EXERCISE DETAILS:
Your task is to count the lines of the entries below that include the word "JSON" and to give only the resulting number.

====== RECORDS SUPPLIED ======

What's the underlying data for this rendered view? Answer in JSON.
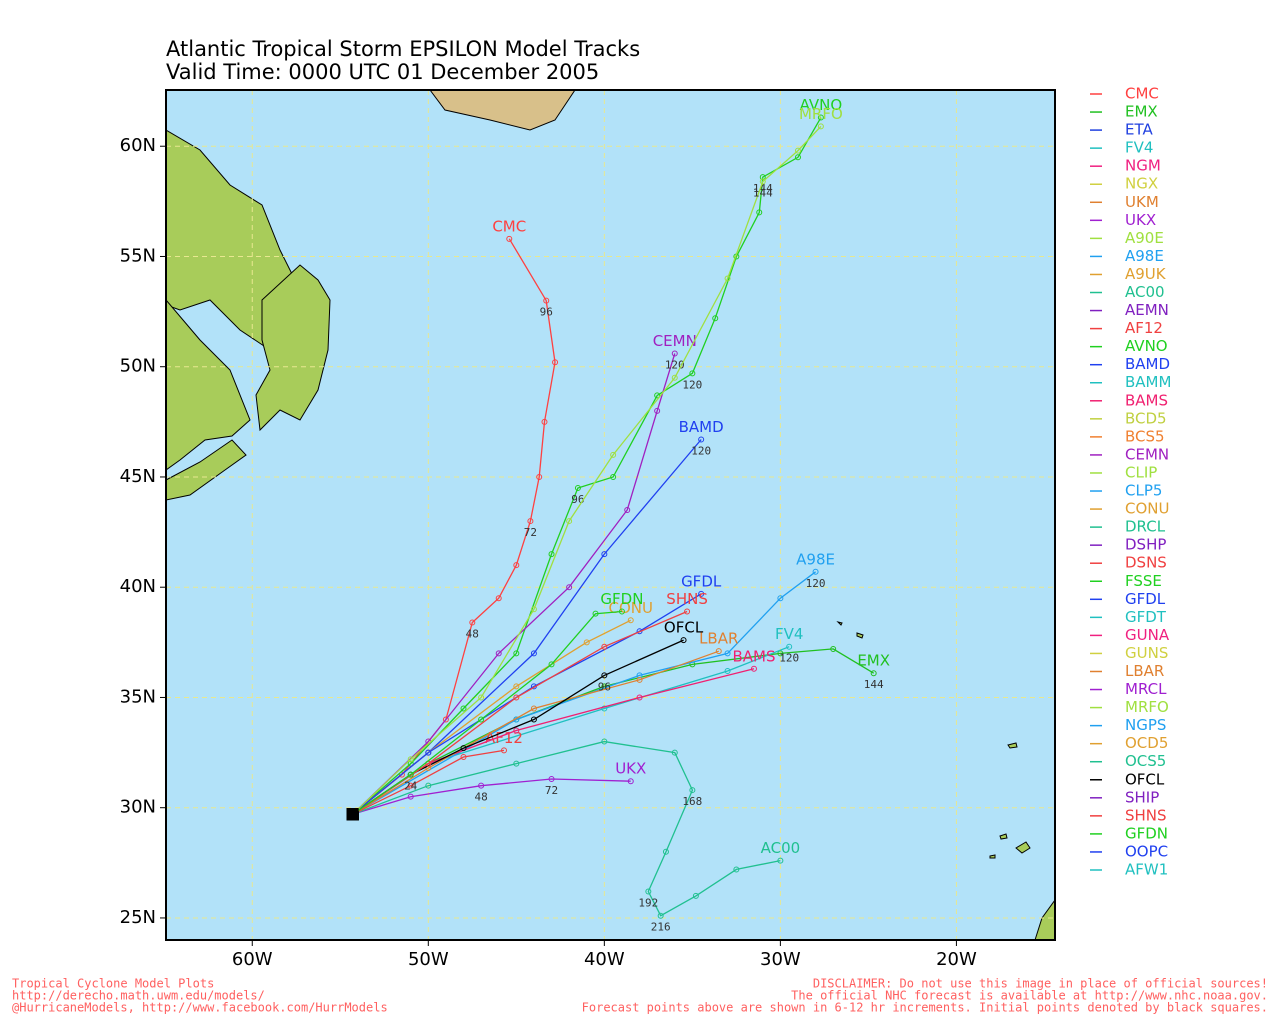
{
  "title": [
    "Atlantic Tropical Storm EPSILON Model Tracks",
    "Valid Time: 0000 UTC 01 December 2005"
  ],
  "map": {
    "type": "track-map",
    "xlim": [
      -64.9,
      -14.4
    ],
    "ylim": [
      24,
      62.55
    ],
    "grid": true,
    "xticks": [
      {
        "value": -60,
        "label": "60W"
      },
      {
        "value": -50,
        "label": "50W"
      },
      {
        "value": -40,
        "label": "40W"
      },
      {
        "value": -30,
        "label": "30W"
      },
      {
        "value": -20,
        "label": "20W"
      }
    ],
    "yticks": [
      {
        "value": 25,
        "label": "25N"
      },
      {
        "value": 30,
        "label": "30N"
      },
      {
        "value": 35,
        "label": "35N"
      },
      {
        "value": 40,
        "label": "40N"
      },
      {
        "value": 45,
        "label": "45N"
      },
      {
        "value": 50,
        "label": "50N"
      },
      {
        "value": 55,
        "label": "55N"
      },
      {
        "value": 60,
        "label": "60N"
      }
    ]
  },
  "models": [
    {
      "name": "CMC",
      "color": "#ff4040",
      "lon": [
        -54.3,
        -51.5,
        -49,
        -47.5,
        -46,
        -45,
        -44.2,
        -43.7,
        -43.4,
        -42.8,
        -43.3,
        -45.4
      ],
      "lat": [
        29.7,
        31.5,
        34,
        38.4,
        39.5,
        41,
        43,
        45,
        47.5,
        50.2,
        53,
        55.8
      ],
      "hours": [
        null,
        null,
        null,
        48,
        null,
        null,
        72,
        null,
        null,
        null,
        96,
        null
      ]
    },
    {
      "name": "EMX",
      "color": "#20c020",
      "lon": [
        -54.3,
        -50,
        -45,
        -40,
        -35,
        -30,
        -27,
        -24.7
      ],
      "lat": [
        29.7,
        32,
        34,
        35.5,
        36.5,
        37,
        37.2,
        36.1
      ],
      "hours": [
        null,
        null,
        null,
        null,
        null,
        null,
        null,
        144
      ]
    },
    {
      "name": "ETA",
      "color": "#2040e0"
    },
    {
      "name": "FV4",
      "color": "#20c0c0",
      "lon": [
        -54.3,
        -50,
        -40,
        -33,
        -29.5
      ],
      "lat": [
        29.7,
        32,
        34.5,
        36.2,
        37.3
      ],
      "hours": [
        null,
        null,
        null,
        null,
        120
      ]
    },
    {
      "name": "NGM",
      "color": "#f02080"
    },
    {
      "name": "NGX",
      "color": "#d0d040"
    },
    {
      "name": "UKM",
      "color": "#e08030"
    },
    {
      "name": "UKX",
      "color": "#a020d0",
      "lon": [
        -54.3,
        -51,
        -47,
        -43,
        -38.5
      ],
      "lat": [
        29.7,
        30.5,
        31,
        31.3,
        31.2
      ],
      "hours": [
        null,
        null,
        48,
        72,
        null
      ]
    },
    {
      "name": "A90E",
      "color": "#a0e040"
    },
    {
      "name": "A98E",
      "color": "#20a0f0",
      "lon": [
        -54.3,
        -45,
        -38,
        -33,
        -30,
        -28
      ],
      "lat": [
        29.7,
        34,
        36,
        37,
        39.5,
        40.7
      ],
      "hours": [
        null,
        null,
        null,
        null,
        null,
        120
      ]
    },
    {
      "name": "A9UK",
      "color": "#e0a030"
    },
    {
      "name": "AC00",
      "color": "#20c090",
      "lon": [
        -54.3,
        -50,
        -45,
        -40,
        -36,
        -35,
        -36.5,
        -37.5,
        -36.8,
        -34.8,
        -32.5,
        -30
      ],
      "lat": [
        29.7,
        31,
        32,
        33,
        32.5,
        30.8,
        28,
        26.2,
        25.1,
        26,
        27.2,
        27.6
      ],
      "hours": [
        null,
        null,
        null,
        null,
        null,
        168,
        null,
        192,
        216,
        null,
        null,
        null
      ]
    },
    {
      "name": "AEMN",
      "color": "#8020c0"
    },
    {
      "name": "AF12",
      "color": "#f04040",
      "lon": [
        -54.3,
        -51,
        -48,
        -45.7
      ],
      "lat": [
        29.7,
        31,
        32.3,
        32.6
      ],
      "hours": [
        null,
        null,
        null,
        null
      ]
    },
    {
      "name": "AVNO",
      "color": "#20d020",
      "lon": [
        -54.3,
        -51,
        -48,
        -45,
        -43,
        -41.5,
        -39.5,
        -37,
        -35,
        -33.7,
        -32.5,
        -31.2,
        -31,
        -29,
        -27.7
      ],
      "lat": [
        29.7,
        32,
        34.5,
        37,
        41.5,
        44.5,
        45,
        48.7,
        49.7,
        52.2,
        55,
        57,
        58.6,
        59.5,
        61.3
      ],
      "hours": [
        null,
        null,
        null,
        null,
        null,
        96,
        null,
        null,
        120,
        null,
        null,
        null,
        144,
        null,
        null
      ]
    },
    {
      "name": "BAMD",
      "color": "#2040f0",
      "lon": [
        -54.3,
        -50,
        -44,
        -40,
        -34.5
      ],
      "lat": [
        29.7,
        32.5,
        37,
        41.5,
        46.7
      ],
      "hours": [
        null,
        null,
        null,
        null,
        120
      ]
    },
    {
      "name": "BAMM",
      "color": "#20c0c0"
    },
    {
      "name": "BAMS",
      "color": "#f02070",
      "lon": [
        -54.3,
        -50,
        -45,
        -38,
        -31.5
      ],
      "lat": [
        29.7,
        32,
        33.5,
        35,
        36.3
      ],
      "hours": [
        null,
        null,
        null,
        null,
        null
      ]
    },
    {
      "name": "BCD5",
      "color": "#c0d040"
    },
    {
      "name": "BCS5",
      "color": "#f08030"
    },
    {
      "name": "CEMN",
      "color": "#a020c0",
      "lon": [
        -54.3,
        -50,
        -46,
        -42,
        -38.7,
        -37,
        -36
      ],
      "lat": [
        29.7,
        33,
        37,
        40,
        43.5,
        48,
        50.6
      ],
      "hours": [
        null,
        null,
        null,
        null,
        null,
        null,
        120
      ]
    },
    {
      "name": "CLIP",
      "color": "#a0e040"
    },
    {
      "name": "CLP5",
      "color": "#20a0f0"
    },
    {
      "name": "CONU",
      "color": "#e0a030",
      "lon": [
        -54.3,
        -50,
        -45,
        -41,
        -38.5
      ],
      "lat": [
        29.7,
        32.5,
        35.5,
        37.5,
        38.5
      ],
      "hours": [
        null,
        null,
        null,
        null,
        null
      ]
    },
    {
      "name": "DRCL",
      "color": "#20c090"
    },
    {
      "name": "DSHP",
      "color": "#8020c0"
    },
    {
      "name": "DSNS",
      "color": "#f04040"
    },
    {
      "name": "FSSE",
      "color": "#20d020"
    },
    {
      "name": "GFDL",
      "color": "#2040f0",
      "lon": [
        -54.3,
        -50,
        -44,
        -38,
        -34.5
      ],
      "lat": [
        29.7,
        32.5,
        35.5,
        38,
        39.7
      ],
      "hours": [
        null,
        null,
        null,
        null,
        null
      ]
    },
    {
      "name": "GFDT",
      "color": "#20c0c0"
    },
    {
      "name": "GUNA",
      "color": "#f02080"
    },
    {
      "name": "GUNS",
      "color": "#d0d040"
    },
    {
      "name": "LBAR",
      "color": "#e08030",
      "lon": [
        -54.3,
        -50,
        -44,
        -38,
        -33.5
      ],
      "lat": [
        29.7,
        31.8,
        34.5,
        35.8,
        37.1
      ],
      "hours": [
        null,
        null,
        null,
        null,
        null
      ]
    },
    {
      "name": "MRCL",
      "color": "#a020d0"
    },
    {
      "name": "MRFO",
      "color": "#a0e040",
      "lon": [
        -54.3,
        -51,
        -47,
        -44,
        -42,
        -39.5,
        -36,
        -33,
        -31,
        -29,
        -27.7
      ],
      "lat": [
        29.7,
        32.2,
        35,
        39,
        43,
        46,
        49.5,
        54,
        58.4,
        59.8,
        60.9
      ],
      "hours": [
        null,
        null,
        null,
        null,
        null,
        null,
        null,
        null,
        144,
        null,
        null
      ]
    },
    {
      "name": "NGPS",
      "color": "#20a0f0"
    },
    {
      "name": "OCD5",
      "color": "#e0a030"
    },
    {
      "name": "OCS5",
      "color": "#20c090"
    },
    {
      "name": "OFCL",
      "color": "#000000",
      "lon": [
        -54.3,
        -51,
        -48,
        -44,
        -40,
        -35.5
      ],
      "lat": [
        29.7,
        31.5,
        32.7,
        34,
        36,
        37.6
      ],
      "hours": [
        null,
        24,
        null,
        null,
        96,
        null
      ]
    },
    {
      "name": "SHIP",
      "color": "#8020c0"
    },
    {
      "name": "SHNS",
      "color": "#f04040",
      "lon": [
        -54.3,
        -50,
        -45,
        -40,
        -35.3
      ],
      "lat": [
        29.7,
        32,
        35,
        37.3,
        38.9
      ],
      "hours": [
        null,
        null,
        null,
        null,
        null
      ]
    },
    {
      "name": "GFDN",
      "color": "#20d020",
      "lon": [
        -54.3,
        -51,
        -47,
        -43,
        -40.5,
        -39
      ],
      "lat": [
        29.7,
        31.5,
        34,
        36.5,
        38.8,
        38.9
      ],
      "hours": [
        null,
        null,
        null,
        null,
        null,
        null
      ]
    },
    {
      "name": "OOPC",
      "color": "#2040f0"
    },
    {
      "name": "AFW1",
      "color": "#20c0c0"
    }
  ],
  "footer_left": [
    "Tropical Cyclone Model Plots",
    "http://derecho.math.uwm.edu/models/",
    "@HurricaneModels, http://www.facebook.com/HurrModels"
  ],
  "footer_right": [
    "DISCLAIMER: Do not use this image in place of official sources!",
    "The official NHC forecast is available at http://www.nhc.noaa.gov.",
    "Forecast points above are shown in 6-12 hr increments. Initial points denoted by black squares."
  ]
}
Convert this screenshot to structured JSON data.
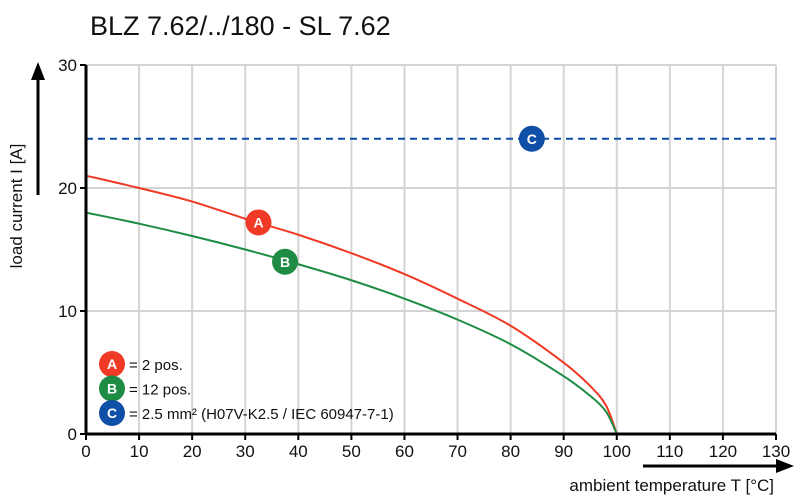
{
  "chart_data": {
    "type": "line",
    "title": "BLZ 7.62/../180 - SL 7.62",
    "xlabel": "ambient temperature T [°C]",
    "ylabel": "load current I [A]",
    "xlim": [
      0,
      130
    ],
    "ylim": [
      0,
      30
    ],
    "xticks": [
      "0",
      "10",
      "20",
      "30",
      "40",
      "50",
      "60",
      "70",
      "80",
      "90",
      "100",
      "110",
      "120",
      "130"
    ],
    "yticks": [
      "0",
      "10",
      "20",
      "30"
    ],
    "grid": true,
    "legend_position": "bottom-left",
    "series": [
      {
        "name": "A",
        "legend": "= 2 pos.",
        "color": "#f03a26",
        "style": "solid",
        "marker_x": 32.5,
        "marker_y": 17.2,
        "x": [
          0,
          10,
          20,
          30,
          40,
          50,
          60,
          70,
          80,
          90,
          95,
          98,
          100
        ],
        "y": [
          21,
          20,
          18.9,
          17.5,
          16.2,
          14.7,
          13,
          11,
          8.8,
          5.8,
          3.9,
          2.3,
          0
        ]
      },
      {
        "name": "B",
        "legend": "= 12 pos.",
        "color": "#1e8c44",
        "style": "solid",
        "marker_x": 37.5,
        "marker_y": 14,
        "x": [
          0,
          10,
          20,
          30,
          40,
          50,
          60,
          70,
          80,
          90,
          95,
          98,
          100
        ],
        "y": [
          18,
          17.1,
          16.1,
          15,
          13.8,
          12.5,
          11,
          9.3,
          7.3,
          4.7,
          3.1,
          1.8,
          0
        ]
      },
      {
        "name": "C",
        "legend": "= 2.5 mm² (H07V-K2.5 / IEC 60947-7-1)",
        "color": "#0f4fa8",
        "style": "dashed",
        "marker_x": 84,
        "marker_y": 24,
        "x": [
          0,
          130
        ],
        "y": [
          24,
          24
        ]
      }
    ]
  }
}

======

OUTPUT:
2